▶ _Yönerge 1_: Arjantin felsefe grubunu anlatan yazıda grubun dinleyip tartıştığı hocaların adlarını, unvanlarıyla birlikte sıralayın.
▶ _Yönerge 2_: Arjantin felsefe grubunu anlatan yazıya göre grubun kurucusu kimdir?
▶ _Yönerge 3_: Arjantin felsefe grubunu anlatan yazıyı, son cümlesinden sonra kaldığı yerden sürdürün.

▶ _Seçilen alıntı_:
<<<<

ARJANTİN FELSEFE GRUBU

...

Arjantin caddesi, Ankara’nın kafeleriyle ünlü bir bölgesi. Günün hemen her saatinde caddede görülen hareketliliğin tersine 23 numaradaki apartmanın bir dairesi son derece sakin, dingin. Bu daire gündüz saatlerinde tamamen sessiz. Hatta çoğu kez bomboş. Ancak akşam saatlerinde geliyor bu dairenin konukları.

Belki de buraya bir "mabet" demek daha doğru olur. Çünkü caddedeki diğer mekânlarda olduğu gibi çay kahve içmek bir şeyler yemek için değil, sanattan, felsefeden, tarihten ve edebiyattan söz etmek, ünlü hocalarından bilgi almak, kendilerini zenginleştirmek isteyen insanlar geliyor buraya. Hem de hafta içinde her akşam. Hatta inanılması zor ama 25 aydır da düzenli olarak devam ediyorlar bu "zihinsel ayinler"e.

Her biri kendi alanının yetkin insanları olan Prof. Dr. Ahmet İnam, Hilmi Yavuz, Prof. Dr. Cengiz Güleç, Doç. Dr. Erol Göka ve Prof. Dr. İlber Ortaylı’yı dinleyip, tartışıyorlar. Fikirler saatlerce havada uçuşuyor. Her seminerde sayıları 15 ile 20 arasında değişen bu insanlar, toplantı bitip de geceye daldıklarında karanlığı fark etmiyorlar. Zihinleri yeterince aydınlatıyor yollarını.

Çarşamba akşamlarının "hoca"sı Hilmi Yavuz bile bir İstanbullu olarak "Ankara gecelerimi aydınlatan bir etkinlik bu" diyor. Varın siz hesap edin "Arjantin felsefe grubu"nun toplantılarının nasıl bir şenliğe dönüştüğünü...

Grubun başlangıç öyküsü, Uğur Mumcu Vakfı’ndaki seminerlere uzanıyor. Grubun kurucusu Nihal Kemaloğlu ve birkaç arkadaşı, üç yıl önce kısa adıyla um:ag’daki felsefe seminerlerine katıldıktan sonra bir arayışa girmişler. Felsefe konusunda kendini geliştirmek isteyen bir insanın evinde kitap okuyarak bunu başaramayacağına emin olmuşlar Prof. Dr. Ahmet İnam’ın derslerini dinleyince.

>>>>

▶ _Veri satırları_:
<<<<

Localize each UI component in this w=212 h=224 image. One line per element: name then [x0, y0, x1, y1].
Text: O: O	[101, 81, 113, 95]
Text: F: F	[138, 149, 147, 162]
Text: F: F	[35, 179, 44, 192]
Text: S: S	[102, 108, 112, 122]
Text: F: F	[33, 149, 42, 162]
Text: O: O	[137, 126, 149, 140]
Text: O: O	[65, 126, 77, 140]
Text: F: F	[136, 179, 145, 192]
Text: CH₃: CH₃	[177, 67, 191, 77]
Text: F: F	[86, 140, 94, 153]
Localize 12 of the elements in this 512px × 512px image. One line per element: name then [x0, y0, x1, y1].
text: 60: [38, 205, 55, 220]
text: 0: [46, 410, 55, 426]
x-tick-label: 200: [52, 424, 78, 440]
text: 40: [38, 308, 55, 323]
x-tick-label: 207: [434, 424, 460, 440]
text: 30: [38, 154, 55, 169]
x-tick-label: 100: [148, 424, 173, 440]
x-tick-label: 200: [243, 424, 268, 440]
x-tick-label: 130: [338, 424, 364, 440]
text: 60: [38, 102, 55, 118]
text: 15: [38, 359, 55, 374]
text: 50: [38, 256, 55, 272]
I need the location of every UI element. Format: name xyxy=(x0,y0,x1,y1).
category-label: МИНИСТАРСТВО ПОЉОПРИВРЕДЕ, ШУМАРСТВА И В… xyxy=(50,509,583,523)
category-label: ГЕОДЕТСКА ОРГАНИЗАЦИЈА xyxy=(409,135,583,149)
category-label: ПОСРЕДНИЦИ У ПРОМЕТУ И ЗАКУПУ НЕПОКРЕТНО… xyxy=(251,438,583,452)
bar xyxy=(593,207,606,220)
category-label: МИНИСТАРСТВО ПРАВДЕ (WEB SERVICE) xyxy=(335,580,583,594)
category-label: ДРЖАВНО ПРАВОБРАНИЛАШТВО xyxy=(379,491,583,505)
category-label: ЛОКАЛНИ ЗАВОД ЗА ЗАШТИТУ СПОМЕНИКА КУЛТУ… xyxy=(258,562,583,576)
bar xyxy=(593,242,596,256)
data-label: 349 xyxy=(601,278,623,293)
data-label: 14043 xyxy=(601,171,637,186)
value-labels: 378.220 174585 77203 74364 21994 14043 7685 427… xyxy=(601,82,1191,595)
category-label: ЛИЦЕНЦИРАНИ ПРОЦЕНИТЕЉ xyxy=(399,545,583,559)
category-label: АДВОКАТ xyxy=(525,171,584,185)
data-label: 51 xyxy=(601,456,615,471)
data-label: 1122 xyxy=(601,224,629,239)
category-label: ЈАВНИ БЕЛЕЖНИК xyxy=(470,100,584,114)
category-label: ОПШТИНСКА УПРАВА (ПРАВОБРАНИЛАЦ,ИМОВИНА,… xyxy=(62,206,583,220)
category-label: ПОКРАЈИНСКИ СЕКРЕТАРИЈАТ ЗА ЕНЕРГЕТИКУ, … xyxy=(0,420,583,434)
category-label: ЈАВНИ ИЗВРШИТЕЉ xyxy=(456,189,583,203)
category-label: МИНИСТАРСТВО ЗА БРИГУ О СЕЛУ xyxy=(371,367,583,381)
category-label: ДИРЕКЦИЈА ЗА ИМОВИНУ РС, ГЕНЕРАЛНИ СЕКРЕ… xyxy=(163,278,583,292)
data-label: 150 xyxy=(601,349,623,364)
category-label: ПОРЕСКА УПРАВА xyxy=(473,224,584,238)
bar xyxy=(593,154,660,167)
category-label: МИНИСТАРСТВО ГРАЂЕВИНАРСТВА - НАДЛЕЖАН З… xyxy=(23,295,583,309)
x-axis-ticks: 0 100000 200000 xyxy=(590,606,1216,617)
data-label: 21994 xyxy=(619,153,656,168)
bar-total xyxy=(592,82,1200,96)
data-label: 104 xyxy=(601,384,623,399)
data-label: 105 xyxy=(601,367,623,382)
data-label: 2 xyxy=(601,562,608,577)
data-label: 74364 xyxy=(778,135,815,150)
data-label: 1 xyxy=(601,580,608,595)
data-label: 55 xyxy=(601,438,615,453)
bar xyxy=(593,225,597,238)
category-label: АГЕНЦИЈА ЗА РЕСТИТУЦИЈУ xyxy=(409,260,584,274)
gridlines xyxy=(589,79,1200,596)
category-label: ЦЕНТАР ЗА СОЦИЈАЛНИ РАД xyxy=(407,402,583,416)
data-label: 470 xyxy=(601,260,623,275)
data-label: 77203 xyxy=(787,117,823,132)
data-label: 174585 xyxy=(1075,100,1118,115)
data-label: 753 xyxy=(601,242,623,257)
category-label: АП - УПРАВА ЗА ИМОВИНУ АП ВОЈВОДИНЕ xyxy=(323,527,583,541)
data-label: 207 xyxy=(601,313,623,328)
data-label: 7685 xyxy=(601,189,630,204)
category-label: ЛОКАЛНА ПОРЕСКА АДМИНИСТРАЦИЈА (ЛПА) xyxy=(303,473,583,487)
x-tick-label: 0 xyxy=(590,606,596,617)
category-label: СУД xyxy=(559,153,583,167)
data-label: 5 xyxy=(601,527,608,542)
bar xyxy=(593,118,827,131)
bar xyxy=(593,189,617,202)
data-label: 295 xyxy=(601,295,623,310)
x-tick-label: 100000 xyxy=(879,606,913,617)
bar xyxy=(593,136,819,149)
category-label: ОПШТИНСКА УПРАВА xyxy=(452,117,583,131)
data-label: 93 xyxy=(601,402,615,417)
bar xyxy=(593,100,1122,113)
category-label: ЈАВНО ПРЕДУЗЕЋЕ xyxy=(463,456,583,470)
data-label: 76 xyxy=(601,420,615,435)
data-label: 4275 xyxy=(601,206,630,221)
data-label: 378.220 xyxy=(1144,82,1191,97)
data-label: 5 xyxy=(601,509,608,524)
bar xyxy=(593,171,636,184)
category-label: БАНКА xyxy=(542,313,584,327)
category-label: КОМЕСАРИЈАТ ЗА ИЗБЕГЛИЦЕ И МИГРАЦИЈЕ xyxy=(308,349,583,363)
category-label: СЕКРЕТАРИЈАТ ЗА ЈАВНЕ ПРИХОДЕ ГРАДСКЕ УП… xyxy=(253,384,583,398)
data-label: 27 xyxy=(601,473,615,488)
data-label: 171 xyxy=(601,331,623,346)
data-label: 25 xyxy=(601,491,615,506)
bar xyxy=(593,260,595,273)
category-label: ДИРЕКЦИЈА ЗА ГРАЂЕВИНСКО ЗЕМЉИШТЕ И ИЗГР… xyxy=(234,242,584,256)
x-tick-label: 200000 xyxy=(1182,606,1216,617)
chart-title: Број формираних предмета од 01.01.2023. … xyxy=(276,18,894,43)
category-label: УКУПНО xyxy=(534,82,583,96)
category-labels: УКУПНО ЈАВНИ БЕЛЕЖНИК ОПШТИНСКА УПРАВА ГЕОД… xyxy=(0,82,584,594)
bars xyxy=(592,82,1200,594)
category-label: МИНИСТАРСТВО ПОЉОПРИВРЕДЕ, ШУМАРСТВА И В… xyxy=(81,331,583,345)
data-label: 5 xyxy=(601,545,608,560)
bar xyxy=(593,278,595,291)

>>>>

▶ _Beklenen çıktı 1_:
Prof. Dr. Ahmet İnam
Hilmi Yavuz
Prof. Dr. Cengiz Güleç
Doç. Dr. Erol Göka
Prof. Dr. İlber Ortaylı

▶ _Beklenen çıktı 2_: Nihal Kemaloğlu

▶ _Beklenen çıktı 3_:
Nihal Kemaloğlu bir eczacı. Kendine yeni bir kanal açmak isteyen Kemaloğlu, bu sırada bir kozmetik şirketinin 15 yıllık fabrika müdürü ve genel koordinatörü olarak çalışıyormuş. İnam’ın yönlendirmeleriyle küçük bir felsefe grubu oluşturmaya karar vermiş. İlk iş olarak kendisi gibi eczacı olan yakın arkadaşı Esin Başer ile Arjantin caddesindeki büroyu kiralayıp, kendi zevklerine göre döşemişler. Nihal Kemaloğlu o sırada emekliliğe hazırlandığı için niyeti bu büroyu hem "Home ofis" olarak kullanmak, hem de grubun toplantılarını yapacağı bir mekân oluşturmakmış. Nitekim öyle de olmuş, birer ikişer arkadaşlarını katarak bir grup haline gelmişler ve büro kısa sürede canlanmış.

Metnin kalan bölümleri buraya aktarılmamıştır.